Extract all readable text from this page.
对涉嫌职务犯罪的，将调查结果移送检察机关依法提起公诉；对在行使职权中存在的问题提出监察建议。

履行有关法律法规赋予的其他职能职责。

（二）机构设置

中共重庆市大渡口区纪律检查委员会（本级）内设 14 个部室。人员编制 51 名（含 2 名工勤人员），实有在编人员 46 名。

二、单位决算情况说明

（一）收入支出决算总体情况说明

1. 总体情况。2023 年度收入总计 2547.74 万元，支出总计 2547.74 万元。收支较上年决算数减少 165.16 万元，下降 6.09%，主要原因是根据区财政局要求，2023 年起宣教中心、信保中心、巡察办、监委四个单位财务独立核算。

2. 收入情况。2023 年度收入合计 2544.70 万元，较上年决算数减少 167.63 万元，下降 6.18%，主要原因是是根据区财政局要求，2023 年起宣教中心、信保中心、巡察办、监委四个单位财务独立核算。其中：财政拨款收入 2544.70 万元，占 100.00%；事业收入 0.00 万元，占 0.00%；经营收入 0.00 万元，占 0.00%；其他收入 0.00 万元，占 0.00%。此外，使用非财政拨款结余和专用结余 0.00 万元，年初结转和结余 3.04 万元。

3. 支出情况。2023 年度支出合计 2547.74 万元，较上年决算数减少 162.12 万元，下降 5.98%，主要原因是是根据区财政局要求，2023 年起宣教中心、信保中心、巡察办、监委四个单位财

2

_____

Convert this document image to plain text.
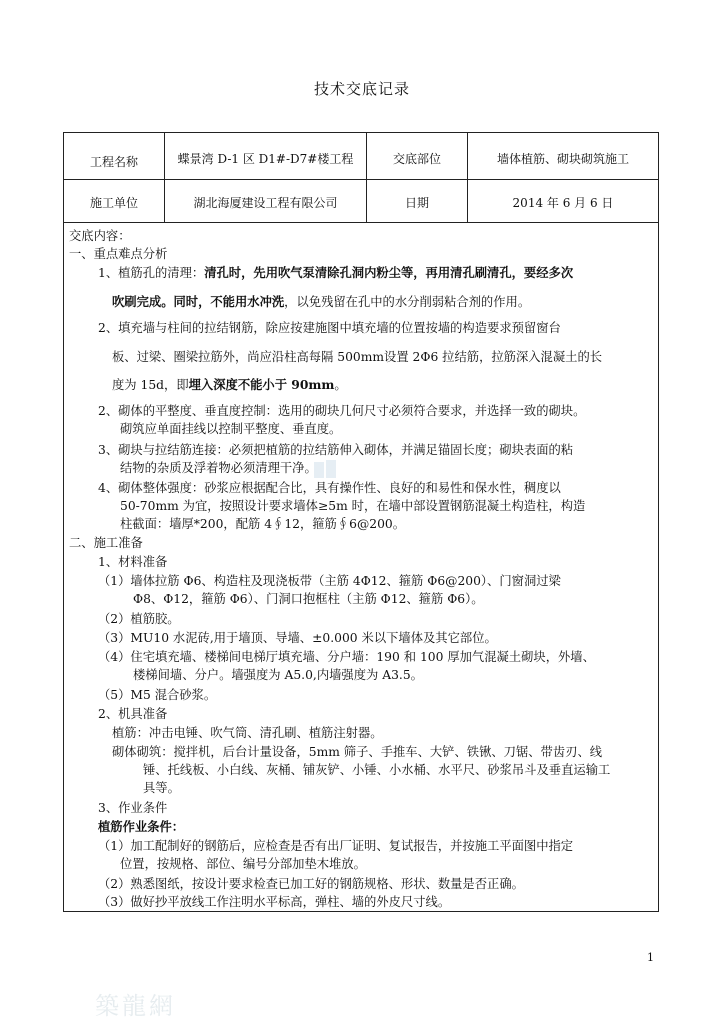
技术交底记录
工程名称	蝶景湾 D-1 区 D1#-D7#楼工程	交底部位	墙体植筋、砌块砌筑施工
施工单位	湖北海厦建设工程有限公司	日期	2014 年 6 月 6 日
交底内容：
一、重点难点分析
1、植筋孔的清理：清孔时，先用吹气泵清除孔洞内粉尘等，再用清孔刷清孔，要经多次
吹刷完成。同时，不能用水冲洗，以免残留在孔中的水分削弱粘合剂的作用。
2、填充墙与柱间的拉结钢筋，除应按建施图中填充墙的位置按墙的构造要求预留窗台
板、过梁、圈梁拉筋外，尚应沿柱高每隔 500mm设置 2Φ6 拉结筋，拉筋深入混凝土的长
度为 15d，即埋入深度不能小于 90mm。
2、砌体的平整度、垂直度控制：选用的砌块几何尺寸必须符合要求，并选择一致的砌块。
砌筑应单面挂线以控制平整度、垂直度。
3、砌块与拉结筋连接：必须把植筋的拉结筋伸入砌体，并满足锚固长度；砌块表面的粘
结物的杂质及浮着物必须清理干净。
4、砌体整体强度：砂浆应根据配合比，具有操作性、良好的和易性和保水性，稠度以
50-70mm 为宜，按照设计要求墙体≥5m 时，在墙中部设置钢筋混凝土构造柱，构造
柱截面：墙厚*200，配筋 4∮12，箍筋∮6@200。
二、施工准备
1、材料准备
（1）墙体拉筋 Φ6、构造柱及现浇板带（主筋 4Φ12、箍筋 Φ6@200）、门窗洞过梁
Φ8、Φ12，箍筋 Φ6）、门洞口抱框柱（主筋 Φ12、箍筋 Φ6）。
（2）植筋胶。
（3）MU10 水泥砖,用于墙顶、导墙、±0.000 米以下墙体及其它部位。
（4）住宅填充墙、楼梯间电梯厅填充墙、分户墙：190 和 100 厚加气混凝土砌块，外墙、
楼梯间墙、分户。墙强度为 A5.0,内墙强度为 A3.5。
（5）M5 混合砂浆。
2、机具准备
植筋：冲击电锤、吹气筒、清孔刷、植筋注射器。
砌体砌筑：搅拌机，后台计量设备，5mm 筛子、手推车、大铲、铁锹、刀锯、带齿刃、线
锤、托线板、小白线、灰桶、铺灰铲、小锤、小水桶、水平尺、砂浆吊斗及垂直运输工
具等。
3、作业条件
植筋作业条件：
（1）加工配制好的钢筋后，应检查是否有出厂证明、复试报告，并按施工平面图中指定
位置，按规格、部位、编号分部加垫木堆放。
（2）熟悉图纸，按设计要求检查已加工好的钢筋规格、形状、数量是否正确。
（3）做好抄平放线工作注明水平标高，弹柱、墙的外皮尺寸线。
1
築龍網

_____

Say how many lines in the entries contain the string "监委四个单位财务独立核算", and say nothing else.

-- The response --
2